WORKING DATA:
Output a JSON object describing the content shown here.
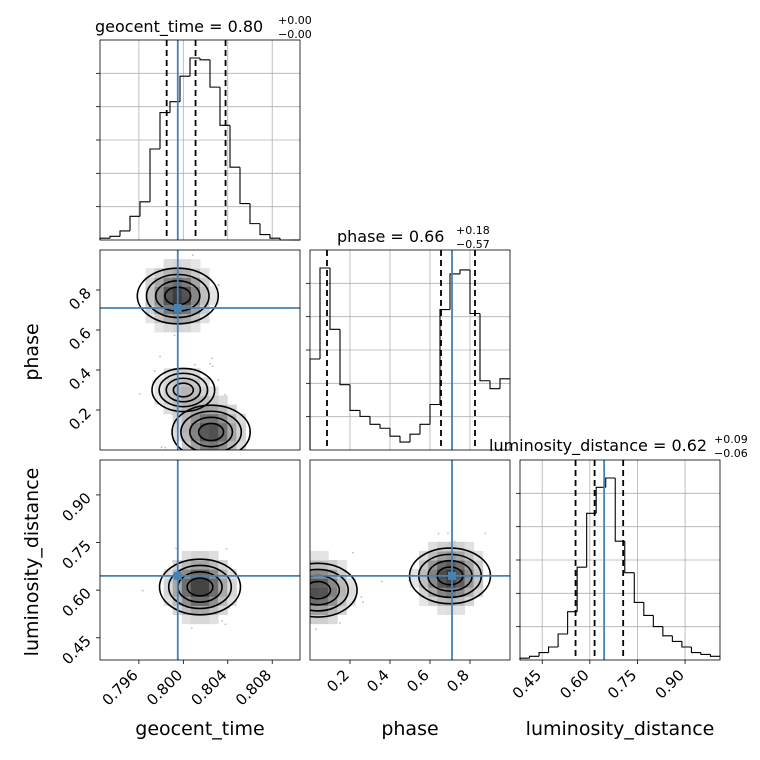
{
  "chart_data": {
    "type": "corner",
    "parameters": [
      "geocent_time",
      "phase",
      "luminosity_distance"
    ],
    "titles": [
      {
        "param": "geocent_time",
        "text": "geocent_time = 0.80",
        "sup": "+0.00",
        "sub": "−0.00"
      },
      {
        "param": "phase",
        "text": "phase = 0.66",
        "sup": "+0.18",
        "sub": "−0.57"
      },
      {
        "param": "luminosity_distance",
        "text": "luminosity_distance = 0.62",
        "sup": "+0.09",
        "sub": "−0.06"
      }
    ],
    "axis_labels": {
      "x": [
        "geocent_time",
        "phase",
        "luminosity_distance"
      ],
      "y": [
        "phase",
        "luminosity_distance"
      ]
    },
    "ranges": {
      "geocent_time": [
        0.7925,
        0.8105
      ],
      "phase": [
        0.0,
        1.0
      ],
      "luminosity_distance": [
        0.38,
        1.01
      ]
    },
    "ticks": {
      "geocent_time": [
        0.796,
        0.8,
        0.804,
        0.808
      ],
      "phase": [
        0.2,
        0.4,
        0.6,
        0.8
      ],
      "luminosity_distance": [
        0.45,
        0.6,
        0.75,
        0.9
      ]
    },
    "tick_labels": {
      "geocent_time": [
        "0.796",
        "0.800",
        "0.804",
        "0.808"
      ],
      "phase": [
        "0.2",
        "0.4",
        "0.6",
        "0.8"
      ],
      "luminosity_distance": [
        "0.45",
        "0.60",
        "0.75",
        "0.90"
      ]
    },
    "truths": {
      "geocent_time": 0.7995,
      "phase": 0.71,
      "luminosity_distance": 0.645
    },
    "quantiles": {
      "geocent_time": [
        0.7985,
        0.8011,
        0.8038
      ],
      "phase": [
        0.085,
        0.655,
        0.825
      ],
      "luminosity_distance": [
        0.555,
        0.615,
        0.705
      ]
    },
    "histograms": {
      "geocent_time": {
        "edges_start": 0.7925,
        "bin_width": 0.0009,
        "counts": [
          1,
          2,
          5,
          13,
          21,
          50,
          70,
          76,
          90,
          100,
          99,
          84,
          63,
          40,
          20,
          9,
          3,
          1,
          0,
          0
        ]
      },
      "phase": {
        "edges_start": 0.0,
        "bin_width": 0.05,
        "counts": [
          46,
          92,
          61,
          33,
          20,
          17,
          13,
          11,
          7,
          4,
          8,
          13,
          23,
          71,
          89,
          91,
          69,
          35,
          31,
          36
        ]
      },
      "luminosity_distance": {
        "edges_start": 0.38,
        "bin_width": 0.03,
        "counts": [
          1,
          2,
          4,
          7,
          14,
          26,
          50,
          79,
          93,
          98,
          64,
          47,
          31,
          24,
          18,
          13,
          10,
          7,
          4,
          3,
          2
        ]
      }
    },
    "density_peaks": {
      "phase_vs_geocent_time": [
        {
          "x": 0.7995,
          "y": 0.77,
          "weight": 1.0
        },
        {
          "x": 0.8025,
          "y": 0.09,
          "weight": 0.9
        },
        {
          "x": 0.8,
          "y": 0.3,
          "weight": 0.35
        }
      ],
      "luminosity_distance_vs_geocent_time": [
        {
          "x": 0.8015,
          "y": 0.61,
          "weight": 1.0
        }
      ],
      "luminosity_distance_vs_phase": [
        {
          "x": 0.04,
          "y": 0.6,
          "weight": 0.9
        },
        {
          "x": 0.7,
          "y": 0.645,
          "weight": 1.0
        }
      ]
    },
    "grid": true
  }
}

AIM: The data above should be repeated exactly, minus any pictures.

SOLUTION FOR THIS TASK:
Output a JSON object describing the content shown here.
{
  "chart_data": {
    "type": "corner",
    "parameters": [
      "geocent_time",
      "phase",
      "luminosity_distance"
    ],
    "titles": [
      {
        "param": "geocent_time",
        "text": "geocent_time = 0.80",
        "sup": "+0.00",
        "sub": "−0.00"
      },
      {
        "param": "phase",
        "text": "phase = 0.66",
        "sup": "+0.18",
        "sub": "−0.57"
      },
      {
        "param": "luminosity_distance",
        "text": "luminosity_distance = 0.62",
        "sup": "+0.09",
        "sub": "−0.06"
      }
    ],
    "axis_labels": {
      "x": [
        "geocent_time",
        "phase",
        "luminosity_distance"
      ],
      "y": [
        "phase",
        "luminosity_distance"
      ]
    },
    "ranges": {
      "geocent_time": [
        0.7925,
        0.8105
      ],
      "phase": [
        0.0,
        1.0
      ],
      "luminosity_distance": [
        0.38,
        1.01
      ]
    },
    "ticks": {
      "geocent_time": [
        0.796,
        0.8,
        0.804,
        0.808
      ],
      "phase": [
        0.2,
        0.4,
        0.6,
        0.8
      ],
      "luminosity_distance": [
        0.45,
        0.6,
        0.75,
        0.9
      ]
    },
    "tick_labels": {
      "geocent_time": [
        "0.796",
        "0.800",
        "0.804",
        "0.808"
      ],
      "phase": [
        "0.2",
        "0.4",
        "0.6",
        "0.8"
      ],
      "luminosity_distance": [
        "0.45",
        "0.60",
        "0.75",
        "0.90"
      ]
    },
    "truths": {
      "geocent_time": 0.7995,
      "phase": 0.71,
      "luminosity_distance": 0.645
    },
    "quantiles": {
      "geocent_time": [
        0.7985,
        0.8011,
        0.8038
      ],
      "phase": [
        0.085,
        0.655,
        0.825
      ],
      "luminosity_distance": [
        0.555,
        0.615,
        0.705
      ]
    },
    "histograms": {
      "geocent_time": {
        "edges_start": 0.7925,
        "bin_width": 0.0009,
        "counts": [
          1,
          2,
          5,
          13,
          21,
          50,
          70,
          76,
          90,
          100,
          99,
          84,
          63,
          40,
          20,
          9,
          3,
          1,
          0,
          0
        ]
      },
      "phase": {
        "edges_start": 0.0,
        "bin_width": 0.05,
        "counts": [
          46,
          92,
          61,
          33,
          20,
          17,
          13,
          11,
          7,
          4,
          8,
          13,
          23,
          71,
          89,
          91,
          69,
          35,
          31,
          36
        ]
      },
      "luminosity_distance": {
        "edges_start": 0.38,
        "bin_width": 0.03,
        "counts": [
          1,
          2,
          4,
          7,
          14,
          26,
          50,
          79,
          93,
          98,
          64,
          47,
          31,
          24,
          18,
          13,
          10,
          7,
          4,
          3,
          2
        ]
      }
    },
    "density_peaks": {
      "phase_vs_geocent_time": [
        {
          "x": 0.7995,
          "y": 0.77,
          "weight": 1.0
        },
        {
          "x": 0.8025,
          "y": 0.09,
          "weight": 0.9
        },
        {
          "x": 0.8,
          "y": 0.3,
          "weight": 0.35
        }
      ],
      "luminosity_distance_vs_geocent_time": [
        {
          "x": 0.8015,
          "y": 0.61,
          "weight": 1.0
        }
      ],
      "luminosity_distance_vs_phase": [
        {
          "x": 0.04,
          "y": 0.6,
          "weight": 0.9
        },
        {
          "x": 0.7,
          "y": 0.645,
          "weight": 1.0
        }
      ]
    },
    "grid": true
  }
}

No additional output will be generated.